* Supplied entries:
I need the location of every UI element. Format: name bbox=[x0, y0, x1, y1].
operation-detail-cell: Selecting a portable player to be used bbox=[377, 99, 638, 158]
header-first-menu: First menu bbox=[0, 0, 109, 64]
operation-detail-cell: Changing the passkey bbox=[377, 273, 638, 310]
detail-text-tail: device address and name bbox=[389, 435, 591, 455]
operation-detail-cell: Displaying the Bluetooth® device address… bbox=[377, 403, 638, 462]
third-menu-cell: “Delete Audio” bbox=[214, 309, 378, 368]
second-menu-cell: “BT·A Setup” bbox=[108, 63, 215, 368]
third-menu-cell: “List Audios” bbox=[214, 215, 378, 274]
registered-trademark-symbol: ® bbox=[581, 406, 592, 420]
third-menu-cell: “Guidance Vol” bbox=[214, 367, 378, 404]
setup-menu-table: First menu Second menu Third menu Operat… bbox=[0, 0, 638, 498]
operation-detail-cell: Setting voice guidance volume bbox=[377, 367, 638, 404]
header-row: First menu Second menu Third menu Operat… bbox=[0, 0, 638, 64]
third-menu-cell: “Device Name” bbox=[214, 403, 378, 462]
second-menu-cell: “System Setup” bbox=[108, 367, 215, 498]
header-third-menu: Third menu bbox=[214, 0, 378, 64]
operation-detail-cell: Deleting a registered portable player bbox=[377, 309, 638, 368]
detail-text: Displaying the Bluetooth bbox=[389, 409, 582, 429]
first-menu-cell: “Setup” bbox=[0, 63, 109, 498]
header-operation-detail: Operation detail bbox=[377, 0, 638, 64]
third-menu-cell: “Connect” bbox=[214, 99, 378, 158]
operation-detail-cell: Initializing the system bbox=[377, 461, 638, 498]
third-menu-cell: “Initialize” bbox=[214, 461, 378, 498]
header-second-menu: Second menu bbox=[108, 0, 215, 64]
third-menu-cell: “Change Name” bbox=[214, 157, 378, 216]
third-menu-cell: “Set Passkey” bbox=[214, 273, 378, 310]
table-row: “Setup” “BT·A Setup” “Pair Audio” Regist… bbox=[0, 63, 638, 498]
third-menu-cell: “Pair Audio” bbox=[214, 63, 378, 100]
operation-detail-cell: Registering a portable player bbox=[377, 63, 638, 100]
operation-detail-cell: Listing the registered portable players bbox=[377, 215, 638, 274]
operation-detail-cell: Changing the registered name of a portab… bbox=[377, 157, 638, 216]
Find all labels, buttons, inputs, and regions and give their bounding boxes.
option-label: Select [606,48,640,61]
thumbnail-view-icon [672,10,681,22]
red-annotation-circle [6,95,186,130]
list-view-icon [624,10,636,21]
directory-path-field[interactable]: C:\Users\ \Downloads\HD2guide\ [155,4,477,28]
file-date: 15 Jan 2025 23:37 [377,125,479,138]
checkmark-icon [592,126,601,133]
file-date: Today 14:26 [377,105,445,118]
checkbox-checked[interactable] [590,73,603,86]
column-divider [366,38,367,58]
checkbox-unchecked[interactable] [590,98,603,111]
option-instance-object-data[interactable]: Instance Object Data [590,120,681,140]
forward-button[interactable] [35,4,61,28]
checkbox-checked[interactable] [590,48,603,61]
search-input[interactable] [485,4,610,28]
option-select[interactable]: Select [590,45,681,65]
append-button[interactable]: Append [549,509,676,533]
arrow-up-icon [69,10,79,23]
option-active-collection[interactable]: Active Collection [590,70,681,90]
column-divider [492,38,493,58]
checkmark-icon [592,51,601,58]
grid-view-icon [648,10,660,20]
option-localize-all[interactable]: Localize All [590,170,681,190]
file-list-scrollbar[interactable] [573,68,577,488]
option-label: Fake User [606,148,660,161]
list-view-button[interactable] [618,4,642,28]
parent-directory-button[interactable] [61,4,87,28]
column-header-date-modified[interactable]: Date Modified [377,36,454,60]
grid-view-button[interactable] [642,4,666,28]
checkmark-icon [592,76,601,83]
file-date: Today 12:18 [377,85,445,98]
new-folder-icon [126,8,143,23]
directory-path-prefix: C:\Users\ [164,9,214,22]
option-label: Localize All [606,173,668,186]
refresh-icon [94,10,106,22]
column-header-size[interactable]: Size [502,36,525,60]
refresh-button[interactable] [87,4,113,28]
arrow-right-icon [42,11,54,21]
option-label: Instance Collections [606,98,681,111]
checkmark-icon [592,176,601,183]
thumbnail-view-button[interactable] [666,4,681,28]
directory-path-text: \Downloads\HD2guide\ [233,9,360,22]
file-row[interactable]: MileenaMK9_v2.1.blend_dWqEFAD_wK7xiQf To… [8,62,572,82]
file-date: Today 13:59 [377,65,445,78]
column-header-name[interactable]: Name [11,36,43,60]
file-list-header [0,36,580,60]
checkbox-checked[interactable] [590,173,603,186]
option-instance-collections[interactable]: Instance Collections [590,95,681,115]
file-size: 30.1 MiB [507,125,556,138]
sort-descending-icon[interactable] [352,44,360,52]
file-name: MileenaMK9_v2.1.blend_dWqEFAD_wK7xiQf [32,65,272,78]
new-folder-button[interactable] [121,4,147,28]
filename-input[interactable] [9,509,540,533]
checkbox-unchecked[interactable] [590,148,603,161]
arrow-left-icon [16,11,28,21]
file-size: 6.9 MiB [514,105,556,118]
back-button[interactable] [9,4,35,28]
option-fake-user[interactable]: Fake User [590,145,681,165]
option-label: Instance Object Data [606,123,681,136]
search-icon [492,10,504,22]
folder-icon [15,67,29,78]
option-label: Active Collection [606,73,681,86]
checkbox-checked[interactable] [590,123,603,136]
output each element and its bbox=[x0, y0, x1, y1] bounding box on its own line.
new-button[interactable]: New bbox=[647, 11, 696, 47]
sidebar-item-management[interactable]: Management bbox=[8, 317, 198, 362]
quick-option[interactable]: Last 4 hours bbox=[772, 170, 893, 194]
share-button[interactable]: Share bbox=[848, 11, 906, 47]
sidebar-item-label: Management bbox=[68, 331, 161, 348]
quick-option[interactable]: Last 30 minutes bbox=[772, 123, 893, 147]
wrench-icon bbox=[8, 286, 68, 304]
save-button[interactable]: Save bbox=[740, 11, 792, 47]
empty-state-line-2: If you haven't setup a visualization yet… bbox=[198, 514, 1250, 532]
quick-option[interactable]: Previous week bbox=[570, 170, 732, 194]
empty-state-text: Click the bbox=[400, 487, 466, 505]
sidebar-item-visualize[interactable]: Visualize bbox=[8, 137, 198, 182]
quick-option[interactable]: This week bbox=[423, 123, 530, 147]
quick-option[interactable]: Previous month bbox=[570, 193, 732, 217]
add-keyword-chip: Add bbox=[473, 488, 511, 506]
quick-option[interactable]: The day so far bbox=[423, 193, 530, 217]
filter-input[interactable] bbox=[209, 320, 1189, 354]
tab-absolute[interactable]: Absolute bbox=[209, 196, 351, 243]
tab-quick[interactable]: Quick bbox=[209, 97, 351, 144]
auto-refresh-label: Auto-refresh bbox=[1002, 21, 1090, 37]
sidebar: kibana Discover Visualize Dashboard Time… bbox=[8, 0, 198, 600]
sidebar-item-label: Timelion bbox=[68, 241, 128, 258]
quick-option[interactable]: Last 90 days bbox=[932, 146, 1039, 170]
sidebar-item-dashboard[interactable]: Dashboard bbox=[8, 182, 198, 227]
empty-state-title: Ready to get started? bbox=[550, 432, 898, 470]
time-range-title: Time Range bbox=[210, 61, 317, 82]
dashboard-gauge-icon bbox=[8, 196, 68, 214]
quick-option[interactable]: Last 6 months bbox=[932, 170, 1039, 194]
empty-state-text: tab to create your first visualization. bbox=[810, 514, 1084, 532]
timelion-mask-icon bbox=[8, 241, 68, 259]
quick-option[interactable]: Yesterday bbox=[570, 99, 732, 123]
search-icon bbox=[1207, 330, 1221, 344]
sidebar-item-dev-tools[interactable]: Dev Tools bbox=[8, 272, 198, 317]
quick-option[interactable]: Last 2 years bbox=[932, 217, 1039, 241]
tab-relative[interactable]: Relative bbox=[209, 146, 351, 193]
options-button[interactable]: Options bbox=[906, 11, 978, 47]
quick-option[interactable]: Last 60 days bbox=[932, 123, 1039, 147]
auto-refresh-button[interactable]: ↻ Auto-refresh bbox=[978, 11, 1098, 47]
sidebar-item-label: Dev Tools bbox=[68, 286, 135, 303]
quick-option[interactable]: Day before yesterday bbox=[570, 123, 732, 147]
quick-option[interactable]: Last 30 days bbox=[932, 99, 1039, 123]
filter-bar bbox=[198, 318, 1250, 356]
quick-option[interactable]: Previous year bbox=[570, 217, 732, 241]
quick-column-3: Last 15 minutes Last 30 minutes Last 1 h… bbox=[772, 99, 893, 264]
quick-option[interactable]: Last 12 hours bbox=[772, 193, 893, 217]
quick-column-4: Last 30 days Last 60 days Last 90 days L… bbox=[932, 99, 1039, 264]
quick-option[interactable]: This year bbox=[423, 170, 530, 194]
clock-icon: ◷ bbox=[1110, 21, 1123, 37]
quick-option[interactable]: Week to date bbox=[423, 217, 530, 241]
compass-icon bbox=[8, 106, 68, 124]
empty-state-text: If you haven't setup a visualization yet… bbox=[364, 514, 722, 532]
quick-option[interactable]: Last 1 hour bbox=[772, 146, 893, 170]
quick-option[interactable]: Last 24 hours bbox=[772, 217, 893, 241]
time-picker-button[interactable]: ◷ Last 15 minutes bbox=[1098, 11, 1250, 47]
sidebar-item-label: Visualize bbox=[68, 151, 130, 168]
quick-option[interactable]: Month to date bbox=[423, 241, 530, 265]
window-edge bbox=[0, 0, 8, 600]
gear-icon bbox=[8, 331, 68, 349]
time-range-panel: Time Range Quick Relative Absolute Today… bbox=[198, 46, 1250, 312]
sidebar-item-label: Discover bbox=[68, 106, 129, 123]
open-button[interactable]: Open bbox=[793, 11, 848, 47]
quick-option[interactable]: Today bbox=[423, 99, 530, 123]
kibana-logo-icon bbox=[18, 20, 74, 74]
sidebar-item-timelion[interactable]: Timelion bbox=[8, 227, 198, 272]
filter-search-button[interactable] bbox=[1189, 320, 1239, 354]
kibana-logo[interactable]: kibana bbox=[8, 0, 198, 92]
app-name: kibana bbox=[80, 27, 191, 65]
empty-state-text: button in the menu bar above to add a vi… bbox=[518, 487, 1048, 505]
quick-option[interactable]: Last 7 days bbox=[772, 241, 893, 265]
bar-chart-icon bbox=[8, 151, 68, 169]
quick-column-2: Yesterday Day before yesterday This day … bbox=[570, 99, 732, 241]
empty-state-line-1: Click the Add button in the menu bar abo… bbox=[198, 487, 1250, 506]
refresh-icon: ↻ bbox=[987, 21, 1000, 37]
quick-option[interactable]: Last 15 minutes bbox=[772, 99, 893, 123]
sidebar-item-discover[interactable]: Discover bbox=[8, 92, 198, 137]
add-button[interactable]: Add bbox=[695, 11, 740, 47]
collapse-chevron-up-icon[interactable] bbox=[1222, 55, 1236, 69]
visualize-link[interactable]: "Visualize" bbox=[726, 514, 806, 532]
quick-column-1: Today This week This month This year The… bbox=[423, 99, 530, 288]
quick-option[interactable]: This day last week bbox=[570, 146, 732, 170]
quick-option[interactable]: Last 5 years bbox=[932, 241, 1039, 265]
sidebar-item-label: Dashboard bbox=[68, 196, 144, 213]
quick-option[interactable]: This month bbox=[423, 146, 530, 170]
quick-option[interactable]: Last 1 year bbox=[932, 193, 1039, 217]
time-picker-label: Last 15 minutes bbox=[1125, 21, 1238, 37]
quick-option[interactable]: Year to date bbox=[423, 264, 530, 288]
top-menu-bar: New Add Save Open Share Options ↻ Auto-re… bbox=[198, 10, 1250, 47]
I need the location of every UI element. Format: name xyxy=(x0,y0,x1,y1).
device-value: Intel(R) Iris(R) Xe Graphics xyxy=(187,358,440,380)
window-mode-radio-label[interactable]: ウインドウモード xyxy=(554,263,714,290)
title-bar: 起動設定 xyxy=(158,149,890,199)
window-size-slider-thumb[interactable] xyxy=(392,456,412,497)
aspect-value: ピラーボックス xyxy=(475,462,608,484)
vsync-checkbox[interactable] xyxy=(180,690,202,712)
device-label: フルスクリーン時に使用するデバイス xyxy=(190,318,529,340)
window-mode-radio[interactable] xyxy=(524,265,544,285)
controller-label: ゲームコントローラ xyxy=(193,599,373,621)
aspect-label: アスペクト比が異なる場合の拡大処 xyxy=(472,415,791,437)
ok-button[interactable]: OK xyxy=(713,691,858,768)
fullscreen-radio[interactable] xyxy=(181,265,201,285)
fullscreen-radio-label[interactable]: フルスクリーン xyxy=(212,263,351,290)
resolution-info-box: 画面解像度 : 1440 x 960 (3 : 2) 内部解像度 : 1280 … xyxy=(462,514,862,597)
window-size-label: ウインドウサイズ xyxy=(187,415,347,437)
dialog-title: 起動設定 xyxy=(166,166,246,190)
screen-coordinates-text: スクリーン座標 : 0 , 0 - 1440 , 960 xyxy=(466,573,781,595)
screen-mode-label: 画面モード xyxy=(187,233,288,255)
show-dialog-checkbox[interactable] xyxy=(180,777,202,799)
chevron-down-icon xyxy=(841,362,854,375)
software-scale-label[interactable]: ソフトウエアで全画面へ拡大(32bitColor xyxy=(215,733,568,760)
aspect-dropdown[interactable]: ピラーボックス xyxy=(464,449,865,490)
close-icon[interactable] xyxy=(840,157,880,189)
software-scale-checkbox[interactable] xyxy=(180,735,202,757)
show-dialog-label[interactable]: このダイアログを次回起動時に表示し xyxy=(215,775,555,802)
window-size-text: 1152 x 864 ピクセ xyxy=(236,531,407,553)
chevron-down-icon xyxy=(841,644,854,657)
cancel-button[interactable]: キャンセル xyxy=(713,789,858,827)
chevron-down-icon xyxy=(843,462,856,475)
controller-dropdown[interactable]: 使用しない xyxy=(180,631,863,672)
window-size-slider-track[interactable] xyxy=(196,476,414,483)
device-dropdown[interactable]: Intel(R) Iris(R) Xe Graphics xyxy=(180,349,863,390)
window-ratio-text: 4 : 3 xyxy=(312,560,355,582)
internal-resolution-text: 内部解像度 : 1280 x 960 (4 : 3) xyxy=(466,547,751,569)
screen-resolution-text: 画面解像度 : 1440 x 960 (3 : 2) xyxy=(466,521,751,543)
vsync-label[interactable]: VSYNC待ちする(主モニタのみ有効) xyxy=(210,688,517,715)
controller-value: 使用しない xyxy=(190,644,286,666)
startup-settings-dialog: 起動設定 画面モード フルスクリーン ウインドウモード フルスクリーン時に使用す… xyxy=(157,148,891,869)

* Task details: Copy the records from their first line through the line containing "setup-menu-table: First menu", including both of those lines.

* Finished task:
I need the location of every UI element. Format: name bbox=[x0, y0, x1, y1].
operation-detail-cell: Selecting a portable player to be used bbox=[377, 99, 638, 158]
header-first-menu: First menu bbox=[0, 0, 109, 64]
operation-detail-cell: Changing the passkey bbox=[377, 273, 638, 310]
detail-text-tail: device address and name bbox=[389, 435, 591, 455]
operation-detail-cell: Displaying the Bluetooth® device address… bbox=[377, 403, 638, 462]
third-menu-cell: “Delete Audio” bbox=[214, 309, 378, 368]
second-menu-cell: “BT·A Setup” bbox=[108, 63, 215, 368]
third-menu-cell: “List Audios” bbox=[214, 215, 378, 274]
registered-trademark-symbol: ® bbox=[581, 406, 592, 420]
third-menu-cell: “Guidance Vol” bbox=[214, 367, 378, 404]
setup-menu-table: First menu Second menu Third menu Operat… bbox=[0, 0, 638, 498]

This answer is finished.